== What the task asks ==
Check each line of the records below for the word "芬多席特" and copy those where it appears.

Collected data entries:
---

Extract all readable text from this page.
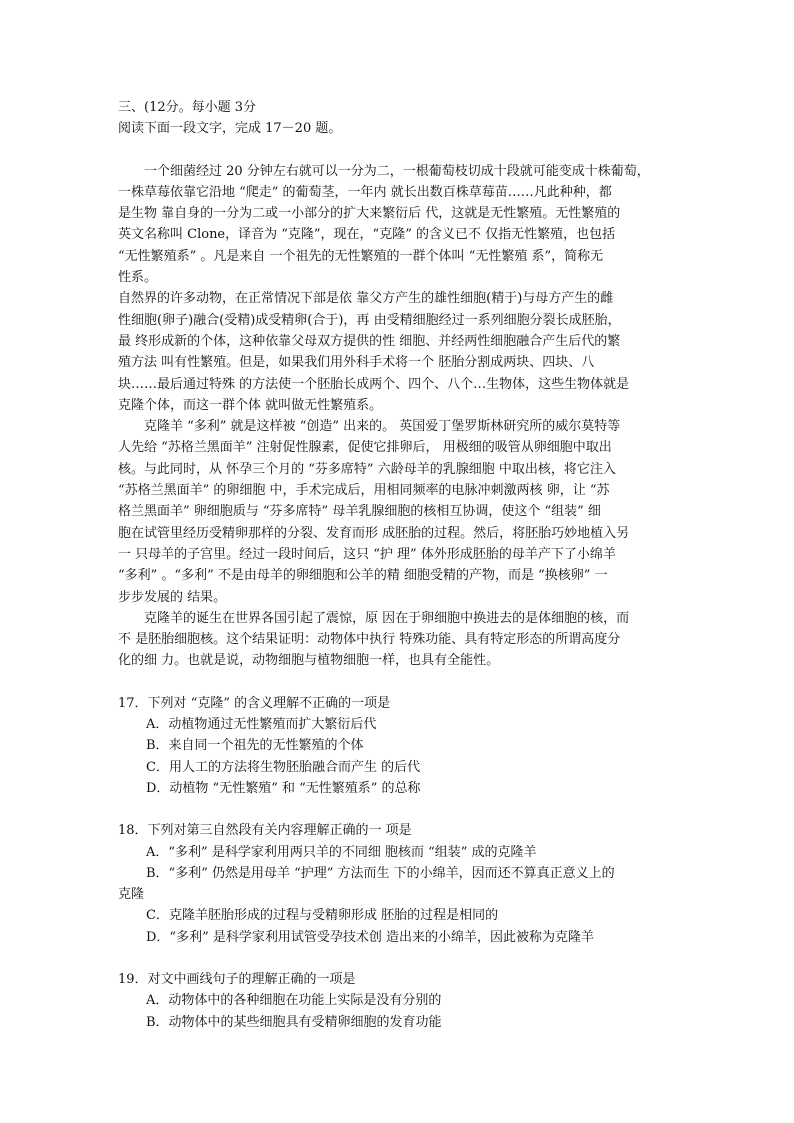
三、(12分。每小题 3分
阅读下面一段文字，完成 17－20 题。
一个细菌经过 20 分钟左右就可以一分为二，一根葡萄枝切成十段就可能变成十株葡萄，
一株草莓依靠它沿地 “爬走” 的葡萄茎，一年内 就长出数百株草莓苗……凡此种种，都
是生物 靠自身的一分为二或一小部分的扩大来繁衍后 代，这就是无性繁殖。无性繁殖的
英文名称叫 Clone，译音为 “克隆”，现在，“克隆” 的含义已不 仅指无性繁殖，也包括
“无性繁殖系” 。凡是来自 一个祖先的无性繁殖的一群个体叫 “无性繁殖 系”，简称无
性系。
自然界的许多动物，在正常情况下部是依 靠父方产生的雄性细胞(精于)与母方产生的雌
性细胞(卵子)融合(受精)成受精卵(合于)，再 由受精细胞经过一系列细胞分裂长成胚胎，
最 终形成新的个体，这种依靠父母双方提供的性 细胞、并经两性细胞融合产生后代的繁
殖方法 叫有性繁殖。但是，如果我们用外科手术将一个 胚胎分割成两块、四块、八
块……最后通过特殊 的方法使一个胚胎长成两个、四个、八个…生物体，这些生物体就是
克隆个体，而这一群个体 就叫做无性繁殖系。
克隆羊 “多利” 就是这样被 “创造” 出来的。 英国爱丁堡罗斯林研究所的威尔莫特等
人先给 “苏格兰黑面羊” 注射促性腺素，促使它排卵后， 用极细的吸管从卵细胞中取出
核。与此同时，从 怀孕三个月的 “芬多席特” 六龄母羊的乳腺细胞 中取出核，将它注入
“苏格兰黑面羊” 的卵细胞 中，手术完成后，用相同频率的电脉冲刺激两核 卵，让 “苏
格兰黑面羊” 卵细胞质与 “芬多席特” 母羊乳腺细胞的核相互协调，使这个 “组装” 细
胞在试管里经历受精卵那样的分裂、发育而形 成胚胎的过程。然后，将胚胎巧妙地植入另
一 只母羊的子宫里。经过一段时间后，这只 “护 理” 体外形成胚胎的母羊产下了小绵羊
“多利” 。“多利” 不是由母羊的卵细胞和公羊的精 细胞受精的产物，而是 “换核卵” 一
步步发展的 结果。
克隆羊的诞生在世界各国引起了震惊，原 因在于卵细胞中换进去的是体细胞的核，而
不 是胚胎细胞核。这个结果证明：动物体中执行 特殊功能、具有特定形态的所谓高度分
化的细 力。也就是说，动物细胞与植物细胞一样，也具有全能性。
17．下列对 “克隆” 的含义理解不正确的一项是
A．动植物通过无性繁殖而扩大繁衍后代
B．来自同一个祖先的无性繁殖的个体
C．用人工的方法将生物胚胎融合而产生 的后代
D．动植物 “无性繁殖” 和 “无性繁殖系” 的总称
18．下列对第三自然段有关内容理解正确的一 项是
A．“多利” 是科学家利用两只羊的不同细 胞核而 “组装” 成的克隆羊
B．“多利” 仍然是用母羊 “护理” 方法而生 下的小绵羊，因而还不算真正意义上的
克隆
C．克隆羊胚胎形成的过程与受精卵形成 胚胎的过程是相同的
D．“多利” 是科学家利用试管受孕技术创 造出来的小绵羊，因此被称为克隆羊
19．对文中画线句子的理解正确的一项是
A．动物体中的各种细胞在功能上实际是没有分别的
B．动物体中的某些细胞具有受精卵细胞的发育功能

---

== The result ==
核。与此同时，从 怀孕三个月的 “芬多席特” 六龄母羊的乳腺细胞 中取出核，将它注入
格兰黑面羊” 卵细胞质与 “芬多席特” 母羊乳腺细胞的核相互协调，使这个 “组装” 细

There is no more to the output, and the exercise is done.